━━━ Provided material
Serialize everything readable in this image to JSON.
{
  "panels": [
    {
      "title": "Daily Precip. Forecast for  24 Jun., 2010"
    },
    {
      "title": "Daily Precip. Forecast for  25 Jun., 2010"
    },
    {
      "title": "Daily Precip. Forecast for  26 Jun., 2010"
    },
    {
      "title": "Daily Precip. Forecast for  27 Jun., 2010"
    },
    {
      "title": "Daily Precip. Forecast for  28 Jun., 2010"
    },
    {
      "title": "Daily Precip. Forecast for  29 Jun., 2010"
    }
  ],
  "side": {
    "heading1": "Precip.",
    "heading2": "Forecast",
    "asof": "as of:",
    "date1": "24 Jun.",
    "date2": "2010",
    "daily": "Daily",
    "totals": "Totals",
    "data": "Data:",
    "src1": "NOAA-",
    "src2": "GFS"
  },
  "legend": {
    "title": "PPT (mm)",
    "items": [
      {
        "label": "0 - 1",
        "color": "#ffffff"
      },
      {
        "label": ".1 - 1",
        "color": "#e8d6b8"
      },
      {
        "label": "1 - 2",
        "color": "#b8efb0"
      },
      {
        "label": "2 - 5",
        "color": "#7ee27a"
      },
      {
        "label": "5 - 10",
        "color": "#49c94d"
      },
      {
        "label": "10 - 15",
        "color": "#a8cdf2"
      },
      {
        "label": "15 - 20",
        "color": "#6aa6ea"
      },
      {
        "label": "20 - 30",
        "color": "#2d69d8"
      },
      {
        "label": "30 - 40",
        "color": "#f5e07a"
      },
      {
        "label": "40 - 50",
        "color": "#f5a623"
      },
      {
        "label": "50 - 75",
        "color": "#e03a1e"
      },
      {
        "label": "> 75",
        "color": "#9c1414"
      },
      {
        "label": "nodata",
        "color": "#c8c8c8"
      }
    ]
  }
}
━━━━━━
Instructions for the task - Tell how many lines in the material contain the word "Precip". Only the number is wanted.

Answer for the task - 7